Data excerpts
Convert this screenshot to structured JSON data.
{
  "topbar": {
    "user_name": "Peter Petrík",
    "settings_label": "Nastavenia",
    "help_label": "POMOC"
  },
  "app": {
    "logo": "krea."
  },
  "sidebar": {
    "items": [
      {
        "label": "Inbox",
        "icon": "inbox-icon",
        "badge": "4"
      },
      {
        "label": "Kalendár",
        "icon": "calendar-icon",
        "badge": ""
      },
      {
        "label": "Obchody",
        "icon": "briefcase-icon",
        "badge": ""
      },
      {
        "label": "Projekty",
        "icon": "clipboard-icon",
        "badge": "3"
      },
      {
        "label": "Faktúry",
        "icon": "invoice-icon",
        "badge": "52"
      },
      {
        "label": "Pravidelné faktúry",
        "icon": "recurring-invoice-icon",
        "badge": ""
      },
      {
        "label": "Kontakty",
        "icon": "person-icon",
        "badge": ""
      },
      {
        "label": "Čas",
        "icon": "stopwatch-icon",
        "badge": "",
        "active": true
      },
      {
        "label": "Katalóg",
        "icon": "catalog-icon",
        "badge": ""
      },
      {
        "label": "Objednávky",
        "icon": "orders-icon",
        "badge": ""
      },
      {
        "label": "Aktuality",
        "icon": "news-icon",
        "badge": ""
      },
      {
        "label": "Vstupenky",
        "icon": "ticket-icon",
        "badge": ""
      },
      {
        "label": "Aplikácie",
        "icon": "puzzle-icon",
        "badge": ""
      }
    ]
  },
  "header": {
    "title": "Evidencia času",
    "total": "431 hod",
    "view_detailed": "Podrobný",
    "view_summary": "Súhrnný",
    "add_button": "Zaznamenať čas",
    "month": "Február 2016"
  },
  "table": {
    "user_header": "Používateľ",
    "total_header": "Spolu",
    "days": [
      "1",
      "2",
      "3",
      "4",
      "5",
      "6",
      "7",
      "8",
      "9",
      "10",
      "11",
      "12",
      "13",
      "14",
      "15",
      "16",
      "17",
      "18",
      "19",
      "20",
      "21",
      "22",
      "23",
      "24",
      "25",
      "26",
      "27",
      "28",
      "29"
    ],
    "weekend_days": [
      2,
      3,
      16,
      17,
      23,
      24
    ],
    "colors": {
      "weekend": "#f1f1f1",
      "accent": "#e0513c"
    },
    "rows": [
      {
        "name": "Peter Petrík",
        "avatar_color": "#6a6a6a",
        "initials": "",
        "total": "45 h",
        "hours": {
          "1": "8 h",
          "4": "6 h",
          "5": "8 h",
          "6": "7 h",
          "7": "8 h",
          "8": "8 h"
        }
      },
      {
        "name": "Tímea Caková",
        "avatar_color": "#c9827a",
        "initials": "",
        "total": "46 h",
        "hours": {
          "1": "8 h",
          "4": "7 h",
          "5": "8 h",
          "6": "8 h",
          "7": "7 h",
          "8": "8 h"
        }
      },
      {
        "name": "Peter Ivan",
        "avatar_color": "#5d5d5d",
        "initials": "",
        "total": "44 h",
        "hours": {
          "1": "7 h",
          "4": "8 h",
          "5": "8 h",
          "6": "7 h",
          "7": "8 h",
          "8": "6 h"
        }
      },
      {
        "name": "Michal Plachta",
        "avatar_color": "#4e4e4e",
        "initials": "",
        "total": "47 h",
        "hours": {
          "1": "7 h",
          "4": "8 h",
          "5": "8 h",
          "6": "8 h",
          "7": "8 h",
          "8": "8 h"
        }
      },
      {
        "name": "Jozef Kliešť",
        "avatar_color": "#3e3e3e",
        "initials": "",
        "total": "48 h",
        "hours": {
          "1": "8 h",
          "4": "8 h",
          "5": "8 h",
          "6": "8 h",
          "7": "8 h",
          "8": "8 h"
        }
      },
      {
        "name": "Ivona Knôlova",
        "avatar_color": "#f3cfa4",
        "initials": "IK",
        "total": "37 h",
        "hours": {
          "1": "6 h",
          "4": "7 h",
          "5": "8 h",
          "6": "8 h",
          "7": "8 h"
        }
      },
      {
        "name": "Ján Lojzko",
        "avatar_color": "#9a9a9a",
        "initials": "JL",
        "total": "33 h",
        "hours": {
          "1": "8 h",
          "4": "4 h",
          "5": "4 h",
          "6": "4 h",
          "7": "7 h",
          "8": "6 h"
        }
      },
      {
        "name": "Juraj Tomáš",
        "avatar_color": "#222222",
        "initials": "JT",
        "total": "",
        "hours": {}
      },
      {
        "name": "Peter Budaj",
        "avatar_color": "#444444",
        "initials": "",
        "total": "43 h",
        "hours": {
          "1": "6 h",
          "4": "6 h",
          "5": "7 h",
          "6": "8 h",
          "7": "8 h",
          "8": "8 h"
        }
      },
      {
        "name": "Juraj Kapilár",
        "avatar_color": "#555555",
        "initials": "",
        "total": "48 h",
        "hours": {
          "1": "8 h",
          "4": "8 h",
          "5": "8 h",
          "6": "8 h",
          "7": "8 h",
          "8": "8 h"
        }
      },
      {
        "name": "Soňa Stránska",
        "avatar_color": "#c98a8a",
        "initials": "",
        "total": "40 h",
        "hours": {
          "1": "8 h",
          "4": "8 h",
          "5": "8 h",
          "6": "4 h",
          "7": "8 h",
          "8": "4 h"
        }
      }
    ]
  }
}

YOUR GOAL —
Take every line containing the word "Juraj" and copy it.

RESPONSE TO THIS TASK —
        "name": "Juraj Tomáš",
        "name": "Juraj Kapilár",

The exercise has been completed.